Exercise:
Locate the line that contains "Extract all readable text from this page.". Reproduce it and all following lines up to the end of the material, exactly and with nothing added.

-------- Data for the task --------

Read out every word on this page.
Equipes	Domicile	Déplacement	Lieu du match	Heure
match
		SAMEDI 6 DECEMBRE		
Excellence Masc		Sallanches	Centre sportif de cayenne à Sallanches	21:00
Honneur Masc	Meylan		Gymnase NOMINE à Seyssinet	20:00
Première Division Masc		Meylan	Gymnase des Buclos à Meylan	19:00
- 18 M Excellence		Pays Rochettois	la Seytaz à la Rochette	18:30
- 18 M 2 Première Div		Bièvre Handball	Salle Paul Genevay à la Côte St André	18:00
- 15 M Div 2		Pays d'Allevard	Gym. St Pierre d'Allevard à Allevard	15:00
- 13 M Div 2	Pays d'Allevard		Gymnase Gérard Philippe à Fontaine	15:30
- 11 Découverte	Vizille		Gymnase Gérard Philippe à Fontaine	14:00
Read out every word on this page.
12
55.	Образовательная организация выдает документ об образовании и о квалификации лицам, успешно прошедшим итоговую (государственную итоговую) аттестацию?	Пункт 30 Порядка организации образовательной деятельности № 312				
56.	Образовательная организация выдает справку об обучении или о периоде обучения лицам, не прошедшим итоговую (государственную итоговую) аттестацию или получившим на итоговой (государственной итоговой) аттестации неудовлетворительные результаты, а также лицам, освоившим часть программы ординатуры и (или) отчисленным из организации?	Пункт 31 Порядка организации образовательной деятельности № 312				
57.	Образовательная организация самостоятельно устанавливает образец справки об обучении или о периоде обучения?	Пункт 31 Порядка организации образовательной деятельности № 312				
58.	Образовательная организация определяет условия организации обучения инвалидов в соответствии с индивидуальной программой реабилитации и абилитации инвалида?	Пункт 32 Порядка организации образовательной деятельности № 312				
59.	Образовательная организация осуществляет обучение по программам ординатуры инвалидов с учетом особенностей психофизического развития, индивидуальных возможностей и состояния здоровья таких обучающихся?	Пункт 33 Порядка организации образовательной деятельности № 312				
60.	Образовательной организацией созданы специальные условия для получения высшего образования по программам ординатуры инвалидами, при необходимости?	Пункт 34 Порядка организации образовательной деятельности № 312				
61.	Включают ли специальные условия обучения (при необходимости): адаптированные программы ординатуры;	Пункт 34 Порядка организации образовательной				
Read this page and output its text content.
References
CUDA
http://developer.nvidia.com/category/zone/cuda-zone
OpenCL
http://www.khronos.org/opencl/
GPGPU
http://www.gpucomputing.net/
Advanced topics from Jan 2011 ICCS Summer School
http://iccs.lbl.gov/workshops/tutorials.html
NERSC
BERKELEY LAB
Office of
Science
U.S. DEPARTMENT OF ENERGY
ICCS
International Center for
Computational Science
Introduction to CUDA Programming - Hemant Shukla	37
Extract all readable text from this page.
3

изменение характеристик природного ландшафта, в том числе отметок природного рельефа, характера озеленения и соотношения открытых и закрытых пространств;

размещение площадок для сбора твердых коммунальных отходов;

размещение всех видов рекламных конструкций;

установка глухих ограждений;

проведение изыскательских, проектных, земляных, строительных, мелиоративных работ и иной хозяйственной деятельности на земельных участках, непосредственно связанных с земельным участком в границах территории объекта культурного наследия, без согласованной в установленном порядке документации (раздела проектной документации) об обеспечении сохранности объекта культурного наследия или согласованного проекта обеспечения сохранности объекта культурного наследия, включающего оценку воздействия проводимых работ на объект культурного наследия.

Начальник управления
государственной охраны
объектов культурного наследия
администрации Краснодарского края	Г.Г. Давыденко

--------

Final result:
Extract all readable text from this page.
3

изменение характеристик природного ландшафта, в том числе отметок природного рельефа, характера озеленения и соотношения открытых и закрытых пространств;

размещение площадок для сбора твердых коммунальных отходов;

размещение всех видов рекламных конструкций;

установка глухих ограждений;

проведение изыскательских, проектных, земляных, строительных, мелиоративных работ и иной хозяйственной деятельности на земельных участках, непосредственно связанных с земельным участком в границах территории объекта культурного наследия, без согласованной в установленном порядке документации (раздела проектной документации) об обеспечении сохранности объекта культурного наследия или согласованного проекта обеспечения сохранности объекта культурного наследия, включающего оценку воздействия проводимых работ на объект культурного наследия.

Начальник управления
государственной охраны
объектов культурного наследия
администрации Краснодарского края	Г.Г. Давыденко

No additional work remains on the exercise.